** Input **
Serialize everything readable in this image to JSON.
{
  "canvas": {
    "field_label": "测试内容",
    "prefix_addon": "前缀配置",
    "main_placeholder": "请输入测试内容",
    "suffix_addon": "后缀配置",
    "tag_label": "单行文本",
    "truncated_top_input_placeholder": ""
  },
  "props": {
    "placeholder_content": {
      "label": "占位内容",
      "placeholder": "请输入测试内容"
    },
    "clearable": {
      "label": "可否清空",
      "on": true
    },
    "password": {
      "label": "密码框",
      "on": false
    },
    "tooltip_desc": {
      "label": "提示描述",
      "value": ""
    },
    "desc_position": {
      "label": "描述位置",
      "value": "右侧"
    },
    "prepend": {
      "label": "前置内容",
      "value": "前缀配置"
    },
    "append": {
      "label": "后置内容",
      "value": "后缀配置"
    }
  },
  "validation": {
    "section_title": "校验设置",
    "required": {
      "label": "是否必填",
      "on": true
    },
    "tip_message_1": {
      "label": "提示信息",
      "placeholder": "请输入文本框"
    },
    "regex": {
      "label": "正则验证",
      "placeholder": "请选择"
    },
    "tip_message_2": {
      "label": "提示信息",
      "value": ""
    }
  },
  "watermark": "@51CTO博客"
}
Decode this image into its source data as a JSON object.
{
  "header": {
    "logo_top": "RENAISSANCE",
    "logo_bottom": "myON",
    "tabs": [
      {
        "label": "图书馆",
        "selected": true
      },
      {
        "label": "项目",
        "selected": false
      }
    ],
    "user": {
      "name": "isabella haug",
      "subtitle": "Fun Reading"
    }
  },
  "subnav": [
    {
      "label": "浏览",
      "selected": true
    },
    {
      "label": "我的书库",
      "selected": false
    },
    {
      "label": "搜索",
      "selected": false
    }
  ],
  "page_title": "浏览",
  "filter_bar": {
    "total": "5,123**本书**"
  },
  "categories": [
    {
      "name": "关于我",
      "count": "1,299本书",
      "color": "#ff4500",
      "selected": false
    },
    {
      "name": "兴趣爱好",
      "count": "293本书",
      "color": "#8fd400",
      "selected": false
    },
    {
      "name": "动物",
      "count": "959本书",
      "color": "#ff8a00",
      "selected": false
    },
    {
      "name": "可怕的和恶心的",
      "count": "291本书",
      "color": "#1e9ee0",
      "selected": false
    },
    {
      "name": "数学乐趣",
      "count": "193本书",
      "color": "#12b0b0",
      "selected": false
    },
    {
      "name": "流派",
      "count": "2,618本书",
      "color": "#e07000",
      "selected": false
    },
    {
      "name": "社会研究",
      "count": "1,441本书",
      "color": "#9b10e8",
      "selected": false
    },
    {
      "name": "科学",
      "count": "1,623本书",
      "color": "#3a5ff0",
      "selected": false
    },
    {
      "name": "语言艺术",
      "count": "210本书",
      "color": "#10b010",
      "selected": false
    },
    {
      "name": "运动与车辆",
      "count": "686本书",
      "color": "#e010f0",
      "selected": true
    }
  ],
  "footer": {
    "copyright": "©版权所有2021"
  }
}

** Objective **
Reproduce only the lines running from the one with "Decode this image" through the final line of the listing above, both ends included.

** Answer to this exercise **
Decode this image into its source data as a JSON object.
{
  "header": {
    "logo_top": "RENAISSANCE",
    "logo_bottom": "myON",
    "tabs": [
      {
        "label": "图书馆",
        "selected": true
      },
      {
        "label": "项目",
        "selected": false
      }
    ],
    "user": {
      "name": "isabella haug",
      "subtitle": "Fun Reading"
    }
  },
  "subnav": [
    {
      "label": "浏览",
      "selected": true
    },
    {
      "label": "我的书库",
      "selected": false
    },
    {
      "label": "搜索",
      "selected": false
    }
  ],
  "page_title": "浏览",
  "filter_bar": {
    "total": "5,123**本书**"
  },
  "categories": [
    {
      "name": "关于我",
      "count": "1,299本书",
      "color": "#ff4500",
      "selected": false
    },
    {
      "name": "兴趣爱好",
      "count": "293本书",
      "color": "#8fd400",
      "selected": false
    },
    {
      "name": "动物",
      "count": "959本书",
      "color": "#ff8a00",
      "selected": false
    },
    {
      "name": "可怕的和恶心的",
      "count": "291本书",
      "color": "#1e9ee0",
      "selected": false
    },
    {
      "name": "数学乐趣",
      "count": "193本书",
      "color": "#12b0b0",
      "selected": false
    },
    {
      "name": "流派",
      "count": "2,618本书",
      "color": "#e07000",
      "selected": false
    },
    {
      "name": "社会研究",
      "count": "1,441本书",
      "color": "#9b10e8",
      "selected": false
    },
    {
      "name": "科学",
      "count": "1,623本书",
      "color": "#3a5ff0",
      "selected": false
    },
    {
      "name": "语言艺术",
      "count": "210本书",
      "color": "#10b010",
      "selected": false
    },
    {
      "name": "运动与车辆",
      "count": "686本书",
      "color": "#e010f0",
      "selected": true
    }
  ],
  "footer": {
    "copyright": "©版权所有2021"
  }
}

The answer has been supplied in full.